Can you write out the whole listing exactly?

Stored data
* * * *

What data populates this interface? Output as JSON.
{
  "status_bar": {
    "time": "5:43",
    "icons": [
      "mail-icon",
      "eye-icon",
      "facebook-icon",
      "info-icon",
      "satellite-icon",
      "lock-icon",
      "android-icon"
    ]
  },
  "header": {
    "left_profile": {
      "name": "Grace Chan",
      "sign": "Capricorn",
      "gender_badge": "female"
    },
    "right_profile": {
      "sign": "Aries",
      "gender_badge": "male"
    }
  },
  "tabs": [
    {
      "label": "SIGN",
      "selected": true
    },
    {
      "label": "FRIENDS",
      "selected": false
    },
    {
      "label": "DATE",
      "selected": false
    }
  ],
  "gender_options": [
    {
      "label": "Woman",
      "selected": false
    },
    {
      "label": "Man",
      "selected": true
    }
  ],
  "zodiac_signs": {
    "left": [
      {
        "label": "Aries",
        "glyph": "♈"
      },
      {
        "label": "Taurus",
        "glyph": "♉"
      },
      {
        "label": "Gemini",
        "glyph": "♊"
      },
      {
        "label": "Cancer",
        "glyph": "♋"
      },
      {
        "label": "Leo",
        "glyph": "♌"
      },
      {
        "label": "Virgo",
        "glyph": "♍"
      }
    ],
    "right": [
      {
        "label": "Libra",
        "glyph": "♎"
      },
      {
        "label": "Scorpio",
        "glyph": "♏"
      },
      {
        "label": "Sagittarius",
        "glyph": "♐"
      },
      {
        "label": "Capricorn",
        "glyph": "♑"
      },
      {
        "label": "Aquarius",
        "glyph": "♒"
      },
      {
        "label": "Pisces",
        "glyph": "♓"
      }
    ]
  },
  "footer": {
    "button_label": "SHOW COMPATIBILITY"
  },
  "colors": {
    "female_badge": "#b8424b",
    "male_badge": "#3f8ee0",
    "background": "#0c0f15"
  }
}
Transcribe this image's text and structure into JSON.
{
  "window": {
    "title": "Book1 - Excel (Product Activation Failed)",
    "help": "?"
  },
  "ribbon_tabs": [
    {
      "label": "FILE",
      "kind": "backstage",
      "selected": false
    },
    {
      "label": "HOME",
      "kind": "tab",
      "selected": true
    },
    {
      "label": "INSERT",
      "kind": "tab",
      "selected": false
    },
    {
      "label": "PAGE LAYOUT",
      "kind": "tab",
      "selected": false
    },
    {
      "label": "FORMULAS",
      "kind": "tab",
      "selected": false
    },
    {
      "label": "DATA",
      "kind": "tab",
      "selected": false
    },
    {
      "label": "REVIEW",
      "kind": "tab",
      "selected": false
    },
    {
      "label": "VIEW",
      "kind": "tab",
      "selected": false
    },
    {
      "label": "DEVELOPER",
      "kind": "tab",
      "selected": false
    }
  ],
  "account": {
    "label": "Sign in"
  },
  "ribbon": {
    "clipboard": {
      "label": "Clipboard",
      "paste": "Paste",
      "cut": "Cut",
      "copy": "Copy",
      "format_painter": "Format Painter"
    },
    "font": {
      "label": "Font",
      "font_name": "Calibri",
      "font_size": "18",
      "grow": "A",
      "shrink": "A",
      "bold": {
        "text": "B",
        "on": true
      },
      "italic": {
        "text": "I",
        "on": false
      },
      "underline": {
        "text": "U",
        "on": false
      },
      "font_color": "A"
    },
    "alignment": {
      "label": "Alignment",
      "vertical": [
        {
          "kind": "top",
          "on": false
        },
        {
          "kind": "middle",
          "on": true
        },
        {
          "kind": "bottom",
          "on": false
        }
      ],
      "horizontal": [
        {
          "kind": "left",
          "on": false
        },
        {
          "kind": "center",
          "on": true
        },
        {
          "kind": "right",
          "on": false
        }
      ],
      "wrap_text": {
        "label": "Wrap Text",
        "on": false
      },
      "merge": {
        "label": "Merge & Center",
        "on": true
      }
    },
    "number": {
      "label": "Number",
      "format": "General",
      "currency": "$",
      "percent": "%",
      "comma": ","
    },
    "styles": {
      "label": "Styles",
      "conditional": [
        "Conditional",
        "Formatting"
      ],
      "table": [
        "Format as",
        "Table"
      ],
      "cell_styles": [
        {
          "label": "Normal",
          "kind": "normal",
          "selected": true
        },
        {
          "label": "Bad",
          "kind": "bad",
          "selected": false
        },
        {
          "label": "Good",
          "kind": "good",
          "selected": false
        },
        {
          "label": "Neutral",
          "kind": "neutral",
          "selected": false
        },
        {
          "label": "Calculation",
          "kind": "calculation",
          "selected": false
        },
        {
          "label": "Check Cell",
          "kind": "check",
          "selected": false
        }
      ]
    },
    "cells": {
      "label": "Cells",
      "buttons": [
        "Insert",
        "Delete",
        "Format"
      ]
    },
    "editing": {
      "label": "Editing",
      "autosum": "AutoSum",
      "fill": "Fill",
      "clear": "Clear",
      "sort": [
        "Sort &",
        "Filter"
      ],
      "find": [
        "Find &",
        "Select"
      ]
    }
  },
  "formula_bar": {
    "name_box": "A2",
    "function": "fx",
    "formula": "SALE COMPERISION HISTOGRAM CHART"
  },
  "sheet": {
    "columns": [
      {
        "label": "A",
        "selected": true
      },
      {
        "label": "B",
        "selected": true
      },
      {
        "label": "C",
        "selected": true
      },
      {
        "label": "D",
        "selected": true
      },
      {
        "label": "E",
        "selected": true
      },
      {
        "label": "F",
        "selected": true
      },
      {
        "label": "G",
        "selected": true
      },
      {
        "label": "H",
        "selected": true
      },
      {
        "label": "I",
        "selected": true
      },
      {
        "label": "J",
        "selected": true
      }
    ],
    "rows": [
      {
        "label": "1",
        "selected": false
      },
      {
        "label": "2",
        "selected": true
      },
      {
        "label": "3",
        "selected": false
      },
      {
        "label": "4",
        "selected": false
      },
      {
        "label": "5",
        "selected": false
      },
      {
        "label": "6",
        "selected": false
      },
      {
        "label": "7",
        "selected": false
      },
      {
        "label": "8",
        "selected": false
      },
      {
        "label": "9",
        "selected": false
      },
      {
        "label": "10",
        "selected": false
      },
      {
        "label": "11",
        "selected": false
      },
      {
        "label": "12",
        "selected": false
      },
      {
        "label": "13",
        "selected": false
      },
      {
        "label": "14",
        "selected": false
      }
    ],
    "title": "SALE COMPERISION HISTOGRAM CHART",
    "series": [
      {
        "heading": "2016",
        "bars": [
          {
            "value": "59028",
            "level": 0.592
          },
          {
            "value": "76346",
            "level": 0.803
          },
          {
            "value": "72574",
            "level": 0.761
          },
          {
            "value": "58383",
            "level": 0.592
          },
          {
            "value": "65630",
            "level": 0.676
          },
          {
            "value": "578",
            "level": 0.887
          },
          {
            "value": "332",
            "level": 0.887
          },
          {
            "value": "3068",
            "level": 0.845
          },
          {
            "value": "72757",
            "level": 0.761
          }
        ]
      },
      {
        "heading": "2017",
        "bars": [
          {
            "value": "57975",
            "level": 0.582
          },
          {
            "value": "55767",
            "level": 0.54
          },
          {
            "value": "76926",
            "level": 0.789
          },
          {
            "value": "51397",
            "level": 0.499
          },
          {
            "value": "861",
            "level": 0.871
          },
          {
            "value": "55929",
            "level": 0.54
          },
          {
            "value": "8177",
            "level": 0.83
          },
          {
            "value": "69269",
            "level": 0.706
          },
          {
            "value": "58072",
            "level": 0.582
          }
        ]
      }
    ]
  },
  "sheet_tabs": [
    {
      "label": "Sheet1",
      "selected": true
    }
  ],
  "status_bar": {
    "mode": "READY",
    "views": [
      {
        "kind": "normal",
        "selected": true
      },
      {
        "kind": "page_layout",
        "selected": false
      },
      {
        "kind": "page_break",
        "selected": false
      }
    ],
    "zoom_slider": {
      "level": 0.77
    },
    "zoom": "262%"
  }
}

* * * *

§ **EXERCISE RESULT**
What data populates this interface? Output as JSON.
{
  "status_bar": {
    "time": "5:43",
    "icons": [
      "mail-icon",
      "eye-icon",
      "facebook-icon",
      "info-icon",
      "satellite-icon",
      "lock-icon",
      "android-icon"
    ]
  },
  "header": {
    "left_profile": {
      "name": "Grace Chan",
      "sign": "Capricorn",
      "gender_badge": "female"
    },
    "right_profile": {
      "sign": "Aries",
      "gender_badge": "male"
    }
  },
  "tabs": [
    {
      "label": "SIGN",
      "selected": true
    },
    {
      "label": "FRIENDS",
      "selected": false
    },
    {
      "label": "DATE",
      "selected": false
    }
  ],
  "gender_options": [
    {
      "label": "Woman",
      "selected": false
    },
    {
      "label": "Man",
      "selected": true
    }
  ],
  "zodiac_signs": {
    "left": [
      {
        "label": "Aries",
        "glyph": "♈"
      },
      {
        "label": "Taurus",
        "glyph": "♉"
      },
      {
        "label": "Gemini",
        "glyph": "♊"
      },
      {
        "label": "Cancer",
        "glyph": "♋"
      },
      {
        "label": "Leo",
        "glyph": "♌"
      },
      {
        "label": "Virgo",
        "glyph": "♍"
      }
    ],
    "right": [
      {
        "label": "Libra",
        "glyph": "♎"
      },
      {
        "label": "Scorpio",
        "glyph": "♏"
      },
      {
        "label": "Sagittarius",
        "glyph": "♐"
      },
      {
        "label": "Capricorn",
        "glyph": "♑"
      },
      {
        "label": "Aquarius",
        "glyph": "♒"
      },
      {
        "label": "Pisces",
        "glyph": "♓"
      }
    ]
  },
  "footer": {
    "button_label": "SHOW COMPATIBILITY"
  },
  "colors": {
    "female_badge": "#b8424b",
    "male_badge": "#3f8ee0",
    "background": "#0c0f15"
  }
}
Transcribe this image's text and structure into JSON.
{
  "window": {
    "title": "Book1 - Excel (Product Activation Failed)",
    "help": "?"
  },
  "ribbon_tabs": [
    {
      "label": "FILE",
      "kind": "backstage",
      "selected": false
    },
    {
      "label": "HOME",
      "kind": "tab",
      "selected": true
    },
    {
      "label": "INSERT",
      "kind": "tab",
      "selected": false
    },
    {
      "label": "PAGE LAYOUT",
      "kind": "tab",
      "selected": false
    },
    {
      "label": "FORMULAS",
      "kind": "tab",
      "selected": false
    },
    {
      "label": "DATA",
      "kind": "tab",
      "selected": false
    },
    {
      "label": "REVIEW",
      "kind": "tab",
      "selected": false
    },
    {
      "label": "VIEW",
      "kind": "tab",
      "selected": false
    },
    {
      "label": "DEVELOPER",
      "kind": "tab",
      "selected": false
    }
  ],
  "account": {
    "label": "Sign in"
  },
  "ribbon": {
    "clipboard": {
      "label": "Clipboard",
      "paste": "Paste",
      "cut": "Cut",
      "copy": "Copy",
      "format_painter": "Format Painter"
    },
    "font": {
      "label": "Font",
      "font_name": "Calibri",
      "font_size": "18",
      "grow": "A",
      "shrink": "A",
      "bold": {
        "text": "B",
        "on": true
      },
      "italic": {
        "text": "I",
        "on": false
      },
      "underline": {
        "text": "U",
        "on": false
      },
      "font_color": "A"
    },
    "alignment": {
      "label": "Alignment",
      "vertical": [
        {
          "kind": "top",
          "on": false
        },
        {
          "kind": "middle",
          "on": true
        },
        {
          "kind": "bottom",
          "on": false
        }
      ],
      "horizontal": [
        {
          "kind": "left",
          "on": false
        },
        {
          "kind": "center",
          "on": true
        },
        {
          "kind": "right",
          "on": false
        }
      ],
      "wrap_text": {
        "label": "Wrap Text",
        "on": false
      },
      "merge": {
        "label": "Merge & Center",
        "on": true
      }
    },
    "number": {
      "label": "Number",
      "format": "General",
      "currency": "$",
      "percent": "%",
      "comma": ","
    },
    "styles": {
      "label": "Styles",
      "conditional": [
        "Conditional",
        "Formatting"
      ],
      "table": [
        "Format as",
        "Table"
      ],
      "cell_styles": [
        {
          "label": "Normal",
          "kind": "normal",
          "selected": true
        },
        {
          "label": "Bad",
          "kind": "bad",
          "selected": false
        },
        {
          "label": "Good",
          "kind": "good",
          "selected": false
        },
        {
          "label": "Neutral",
          "kind": "neutral",
          "selected": false
        },
        {
          "label": "Calculation",
          "kind": "calculation",
          "selected": false
        },
        {
          "label": "Check Cell",
          "kind": "check",
          "selected": false
        }
      ]
    },
    "cells": {
      "label": "Cells",
      "buttons": [
        "Insert",
        "Delete",
        "Format"
      ]
    },
    "editing": {
      "label": "Editing",
      "autosum": "AutoSum",
      "fill": "Fill",
      "clear": "Clear",
      "sort": [
        "Sort &",
        "Filter"
      ],
      "find": [
        "Find &",
        "Select"
      ]
    }
  },
  "formula_bar": {
    "name_box": "A2",
    "function": "fx",
    "formula": "SALE COMPERISION HISTOGRAM CHART"
  },
  "sheet": {
    "columns": [
      {
        "label": "A",
        "selected": true
      },
      {
        "label": "B",
        "selected": true
      },
      {
        "label": "C",
        "selected": true
      },
      {
        "label": "D",
        "selected": true
      },
      {
        "label": "E",
        "selected": true
      },
      {
        "label": "F",
        "selected": true
      },
      {
        "label": "G",
        "selected": true
      },
      {
        "label": "H",
        "selected": true
      },
      {
        "label": "I",
        "selected": true
      },
      {
        "label": "J",
        "selected": true
      }
    ],
    "rows": [
      {
        "label": "1",
        "selected": false
      },
      {
        "label": "2",
        "selected": true
      },
      {
        "label": "3",
        "selected": false
      },
      {
        "label": "4",
        "selected": false
      },
      {
        "label": "5",
        "selected": false
      },
      {
        "label": "6",
        "selected": false
      },
      {
        "label": "7",
        "selected": false
      },
      {
        "label": "8",
        "selected": false
      },
      {
        "label": "9",
        "selected": false
      },
      {
        "label": "10",
        "selected": false
      },
      {
        "label": "11",
        "selected": false
      },
      {
        "label": "12",
        "selected": false
      },
      {
        "label": "13",
        "selected": false
      },
      {
        "label": "14",
        "selected": false
      }
    ],
    "title": "SALE COMPERISION HISTOGRAM CHART",
    "series": [
      {
        "heading": "2016",
        "bars": [
          {
            "value": "59028",
            "level": 0.592
          },
          {
            "value": "76346",
            "level": 0.803
          },
          {
            "value": "72574",
            "level": 0.761
          },
          {
            "value": "58383",
            "level": 0.592
          },
          {
            "value": "65630",
            "level": 0.676
          },
          {
            "value": "578",
            "level": 0.887
          },
          {
            "value": "332",
            "level": 0.887
          },
          {
            "value": "3068",
            "level": 0.845
          },
          {
            "value": "72757",
            "level": 0.761
          }
        ]
      },
      {
        "heading": "2017",
        "bars": [
          {
            "value": "57975",
            "level": 0.582
          },
          {
            "value": "55767",
            "level": 0.54
          },
          {
            "value": "76926",
            "level": 0.789
          },
          {
            "value": "51397",
            "level": 0.499
          },
          {
            "value": "861",
            "level": 0.871
          },
          {
            "value": "55929",
            "level": 0.54
          },
          {
            "value": "8177",
            "level": 0.83
          },
          {
            "value": "69269",
            "level": 0.706
          },
          {
            "value": "58072",
            "level": 0.582
          }
        ]
      }
    ]
  },
  "sheet_tabs": [
    {
      "label": "Sheet1",
      "selected": true
    }
  ],
  "status_bar": {
    "mode": "READY",
    "views": [
      {
        "kind": "normal",
        "selected": true
      },
      {
        "kind": "page_layout",
        "selected": false
      },
      {
        "kind": "page_break",
        "selected": false
      }
    ],
    "zoom_slider": {
      "level": 0.77
    },
    "zoom": "262%"
  }
}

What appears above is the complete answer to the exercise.